## Aim of the exercise
Type the records out again in full, exactly.

## Supplied records
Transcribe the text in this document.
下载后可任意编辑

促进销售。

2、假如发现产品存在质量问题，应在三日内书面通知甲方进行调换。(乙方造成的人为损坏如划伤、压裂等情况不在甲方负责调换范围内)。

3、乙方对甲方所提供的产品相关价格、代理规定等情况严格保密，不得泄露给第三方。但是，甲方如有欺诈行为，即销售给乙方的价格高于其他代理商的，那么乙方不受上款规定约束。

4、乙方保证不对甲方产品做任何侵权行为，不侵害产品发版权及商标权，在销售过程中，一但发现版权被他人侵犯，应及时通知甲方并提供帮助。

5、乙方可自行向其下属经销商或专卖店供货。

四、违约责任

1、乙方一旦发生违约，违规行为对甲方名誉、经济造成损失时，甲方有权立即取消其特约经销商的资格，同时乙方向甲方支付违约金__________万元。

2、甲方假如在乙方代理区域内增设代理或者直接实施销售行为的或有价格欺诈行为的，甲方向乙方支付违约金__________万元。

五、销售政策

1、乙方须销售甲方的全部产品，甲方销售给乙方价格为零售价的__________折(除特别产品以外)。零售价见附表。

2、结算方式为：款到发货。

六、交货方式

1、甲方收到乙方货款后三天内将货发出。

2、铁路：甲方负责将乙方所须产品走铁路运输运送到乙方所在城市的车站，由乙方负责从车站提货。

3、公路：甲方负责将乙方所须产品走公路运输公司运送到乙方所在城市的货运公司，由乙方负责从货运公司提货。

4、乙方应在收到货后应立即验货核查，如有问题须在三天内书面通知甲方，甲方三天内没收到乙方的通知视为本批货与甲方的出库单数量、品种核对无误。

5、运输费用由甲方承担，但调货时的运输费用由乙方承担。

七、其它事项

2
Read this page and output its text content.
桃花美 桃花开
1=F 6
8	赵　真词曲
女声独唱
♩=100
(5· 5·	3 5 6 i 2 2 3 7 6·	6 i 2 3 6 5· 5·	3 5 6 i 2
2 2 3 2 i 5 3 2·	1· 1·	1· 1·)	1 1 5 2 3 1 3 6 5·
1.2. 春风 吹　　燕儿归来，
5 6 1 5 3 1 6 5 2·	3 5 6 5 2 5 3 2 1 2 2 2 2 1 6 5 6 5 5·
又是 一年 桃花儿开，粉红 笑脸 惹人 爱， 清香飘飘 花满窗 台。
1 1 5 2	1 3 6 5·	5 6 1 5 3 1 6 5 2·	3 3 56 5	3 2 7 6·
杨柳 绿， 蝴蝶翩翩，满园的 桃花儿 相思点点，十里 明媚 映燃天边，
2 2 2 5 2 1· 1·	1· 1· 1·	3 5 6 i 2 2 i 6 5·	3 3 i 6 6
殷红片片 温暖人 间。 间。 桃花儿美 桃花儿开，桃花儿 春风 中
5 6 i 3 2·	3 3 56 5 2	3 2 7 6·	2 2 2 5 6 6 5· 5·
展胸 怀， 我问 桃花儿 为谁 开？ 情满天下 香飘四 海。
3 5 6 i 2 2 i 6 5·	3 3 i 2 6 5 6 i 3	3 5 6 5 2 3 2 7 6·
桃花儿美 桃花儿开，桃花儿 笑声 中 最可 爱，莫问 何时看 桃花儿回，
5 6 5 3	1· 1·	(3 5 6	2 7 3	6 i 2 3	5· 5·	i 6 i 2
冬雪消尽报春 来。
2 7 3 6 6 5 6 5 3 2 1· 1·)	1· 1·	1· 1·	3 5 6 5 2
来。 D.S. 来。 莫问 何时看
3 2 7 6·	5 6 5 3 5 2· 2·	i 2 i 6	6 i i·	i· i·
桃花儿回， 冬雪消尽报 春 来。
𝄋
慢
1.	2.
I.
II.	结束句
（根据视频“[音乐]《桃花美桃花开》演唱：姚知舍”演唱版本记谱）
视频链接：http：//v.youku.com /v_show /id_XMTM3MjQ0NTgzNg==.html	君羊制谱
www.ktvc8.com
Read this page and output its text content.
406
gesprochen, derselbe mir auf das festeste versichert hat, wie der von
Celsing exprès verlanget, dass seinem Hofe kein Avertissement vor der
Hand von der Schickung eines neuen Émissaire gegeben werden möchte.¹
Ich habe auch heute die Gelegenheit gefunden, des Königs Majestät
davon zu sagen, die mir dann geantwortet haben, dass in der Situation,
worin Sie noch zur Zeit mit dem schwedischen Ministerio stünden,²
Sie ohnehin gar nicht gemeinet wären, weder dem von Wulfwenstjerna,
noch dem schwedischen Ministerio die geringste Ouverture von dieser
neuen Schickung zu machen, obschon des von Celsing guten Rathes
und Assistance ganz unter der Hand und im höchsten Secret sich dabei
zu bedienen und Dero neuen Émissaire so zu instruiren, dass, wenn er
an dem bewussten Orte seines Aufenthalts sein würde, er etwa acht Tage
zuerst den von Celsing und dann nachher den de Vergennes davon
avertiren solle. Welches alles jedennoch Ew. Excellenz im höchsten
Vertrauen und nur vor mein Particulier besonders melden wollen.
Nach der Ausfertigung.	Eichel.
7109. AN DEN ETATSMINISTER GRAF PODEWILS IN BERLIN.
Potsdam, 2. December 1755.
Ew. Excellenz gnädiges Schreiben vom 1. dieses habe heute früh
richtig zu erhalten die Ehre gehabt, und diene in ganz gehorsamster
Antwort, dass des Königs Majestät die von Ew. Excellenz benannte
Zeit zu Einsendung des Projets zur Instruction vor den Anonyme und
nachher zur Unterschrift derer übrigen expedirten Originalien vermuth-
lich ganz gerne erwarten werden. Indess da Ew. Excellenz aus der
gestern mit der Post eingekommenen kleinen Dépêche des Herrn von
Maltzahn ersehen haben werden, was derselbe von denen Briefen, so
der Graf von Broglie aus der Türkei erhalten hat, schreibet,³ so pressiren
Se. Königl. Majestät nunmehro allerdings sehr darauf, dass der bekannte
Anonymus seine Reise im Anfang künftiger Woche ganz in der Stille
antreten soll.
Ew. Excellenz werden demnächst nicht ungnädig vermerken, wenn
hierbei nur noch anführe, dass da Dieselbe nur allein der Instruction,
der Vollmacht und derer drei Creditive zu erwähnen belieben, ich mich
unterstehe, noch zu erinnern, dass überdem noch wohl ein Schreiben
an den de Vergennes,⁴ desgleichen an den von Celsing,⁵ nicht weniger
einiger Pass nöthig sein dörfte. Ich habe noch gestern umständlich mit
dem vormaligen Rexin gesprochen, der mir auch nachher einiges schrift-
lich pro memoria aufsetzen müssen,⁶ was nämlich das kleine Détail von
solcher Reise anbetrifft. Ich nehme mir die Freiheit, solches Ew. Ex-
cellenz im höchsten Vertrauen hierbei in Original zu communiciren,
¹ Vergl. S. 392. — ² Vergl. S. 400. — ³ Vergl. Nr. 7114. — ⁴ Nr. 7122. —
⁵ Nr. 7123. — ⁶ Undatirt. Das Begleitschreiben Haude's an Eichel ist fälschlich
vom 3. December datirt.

## Task output
Transcribe the text in this document.
下载后可任意编辑

促进销售。

2、假如发现产品存在质量问题，应在三日内书面通知甲方进行调换。(乙方造成的人为损坏如划伤、压裂等情况不在甲方负责调换范围内)。

3、乙方对甲方所提供的产品相关价格、代理规定等情况严格保密，不得泄露给第三方。但是，甲方如有欺诈行为，即销售给乙方的价格高于其他代理商的，那么乙方不受上款规定约束。

4、乙方保证不对甲方产品做任何侵权行为，不侵害产品发版权及商标权，在销售过程中，一但发现版权被他人侵犯，应及时通知甲方并提供帮助。

5、乙方可自行向其下属经销商或专卖店供货。

四、违约责任

1、乙方一旦发生违约，违规行为对甲方名誉、经济造成损失时，甲方有权立即取消其特约经销商的资格，同时乙方向甲方支付违约金__________万元。

2、甲方假如在乙方代理区域内增设代理或者直接实施销售行为的或有价格欺诈行为的，甲方向乙方支付违约金__________万元。

五、销售政策

1、乙方须销售甲方的全部产品，甲方销售给乙方价格为零售价的__________折(除特别产品以外)。零售价见附表。

2、结算方式为：款到发货。

六、交货方式

1、甲方收到乙方货款后三天内将货发出。

2、铁路：甲方负责将乙方所须产品走铁路运输运送到乙方所在城市的车站，由乙方负责从车站提货。

3、公路：甲方负责将乙方所须产品走公路运输公司运送到乙方所在城市的货运公司，由乙方负责从货运公司提货。

4、乙方应在收到货后应立即验货核查，如有问题须在三天内书面通知甲方，甲方三天内没收到乙方的通知视为本批货与甲方的出库单数量、品种核对无误。

5、运输费用由甲方承担，但调货时的运输费用由乙方承担。

七、其它事项

2
Read this page and output its text content.
桃花美 桃花开
1=F 6
8	赵　真词曲
女声独唱
♩=100
(5· 5·	3 5 6 i 2 2 3 7 6·	6 i 2 3 6 5· 5·	3 5 6 i 2
2 2 3 2 i 5 3 2·	1· 1·	1· 1·)	1 1 5 2 3 1 3 6 5·
1.2. 春风 吹　　燕儿归来，
5 6 1 5 3 1 6 5 2·	3 5 6 5 2 5 3 2 1 2 2 2 2 1 6 5 6 5 5·
又是 一年 桃花儿开，粉红 笑脸 惹人 爱， 清香飘飘 花满窗 台。
1 1 5 2	1 3 6 5·	5 6 1 5 3 1 6 5 2·	3 3 56 5	3 2 7 6·
杨柳 绿， 蝴蝶翩翩，满园的 桃花儿 相思点点，十里 明媚 映燃天边，
2 2 2 5 2 1· 1·	1· 1· 1·	3 5 6 i 2 2 i 6 5·	3 3 i 6 6
殷红片片 温暖人 间。 间。 桃花儿美 桃花儿开，桃花儿 春风 中
5 6 i 3 2·	3 3 56 5 2	3 2 7 6·	2 2 2 5 6 6 5· 5·
展胸 怀， 我问 桃花儿 为谁 开？ 情满天下 香飘四 海。
3 5 6 i 2 2 i 6 5·	3 3 i 2 6 5 6 i 3	3 5 6 5 2 3 2 7 6·
桃花儿美 桃花儿开，桃花儿 笑声 中 最可 爱，莫问 何时看 桃花儿回，
5 6 5 3	1· 1·	(3 5 6	2 7 3	6 i 2 3	5· 5·	i 6 i 2
冬雪消尽报春 来。
2 7 3 6 6 5 6 5 3 2 1· 1·)	1· 1·	1· 1·	3 5 6 5 2
来。 D.S. 来。 莫问 何时看
3 2 7 6·	5 6 5 3 5 2· 2·	i 2 i 6	6 i i·	i· i·
桃花儿回， 冬雪消尽报 春 来。
𝄋
慢
1.	2.
I.
II.	结束句
（根据视频“[音乐]《桃花美桃花开》演唱：姚知舍”演唱版本记谱）
视频链接：http：//v.youku.com /v_show /id_XMTM3MjQ0NTgzNg==.html	君羊制谱
www.ktvc8.com
Read this page and output its text content.
406
gesprochen, derselbe mir auf das festeste versichert hat, wie der von
Celsing exprès verlanget, dass seinem Hofe kein Avertissement vor der
Hand von der Schickung eines neuen Émissaire gegeben werden möchte.¹
Ich habe auch heute die Gelegenheit gefunden, des Königs Majestät
davon zu sagen, die mir dann geantwortet haben, dass in der Situation,
worin Sie noch zur Zeit mit dem schwedischen Ministerio stünden,²
Sie ohnehin gar nicht gemeinet wären, weder dem von Wulfwenstjerna,
noch dem schwedischen Ministerio die geringste Ouverture von dieser
neuen Schickung zu machen, obschon des von Celsing guten Rathes
und Assistance ganz unter der Hand und im höchsten Secret sich dabei
zu bedienen und Dero neuen Émissaire so zu instruiren, dass, wenn er
an dem bewussten Orte seines Aufenthalts sein würde, er etwa acht Tage
zuerst den von Celsing und dann nachher den de Vergennes davon
avertiren solle. Welches alles jedennoch Ew. Excellenz im höchsten
Vertrauen und nur vor mein Particulier besonders melden wollen.
Nach der Ausfertigung.	Eichel.
7109. AN DEN ETATSMINISTER GRAF PODEWILS IN BERLIN.
Potsdam, 2. December 1755.
Ew. Excellenz gnädiges Schreiben vom 1. dieses habe heute früh
richtig zu erhalten die Ehre gehabt, und diene in ganz gehorsamster
Antwort, dass des Königs Majestät die von Ew. Excellenz benannte
Zeit zu Einsendung des Projets zur Instruction vor den Anonyme und
nachher zur Unterschrift derer übrigen expedirten Originalien vermuth-
lich ganz gerne erwarten werden. Indess da Ew. Excellenz aus der
gestern mit der Post eingekommenen kleinen Dépêche des Herrn von
Maltzahn ersehen haben werden, was derselbe von denen Briefen, so
der Graf von Broglie aus der Türkei erhalten hat, schreibet,³ so pressiren
Se. Königl. Majestät nunmehro allerdings sehr darauf, dass der bekannte
Anonymus seine Reise im Anfang künftiger Woche ganz in der Stille
antreten soll.
Ew. Excellenz werden demnächst nicht ungnädig vermerken, wenn
hierbei nur noch anführe, dass da Dieselbe nur allein der Instruction,
der Vollmacht und derer drei Creditive zu erwähnen belieben, ich mich
unterstehe, noch zu erinnern, dass überdem noch wohl ein Schreiben
an den de Vergennes,⁴ desgleichen an den von Celsing,⁵ nicht weniger
einiger Pass nöthig sein dörfte. Ich habe noch gestern umständlich mit
dem vormaligen Rexin gesprochen, der mir auch nachher einiges schrift-
lich pro memoria aufsetzen müssen,⁶ was nämlich das kleine Détail von
solcher Reise anbetrifft. Ich nehme mir die Freiheit, solches Ew. Ex-
cellenz im höchsten Vertrauen hierbei in Original zu communiciren,
¹ Vergl. S. 392. — ² Vergl. S. 400. — ³ Vergl. Nr. 7114. — ⁴ Nr. 7122. —
⁵ Nr. 7123. — ⁶ Undatirt. Das Begleitschreiben Haude's an Eichel ist fälschlich
vom 3. December datirt.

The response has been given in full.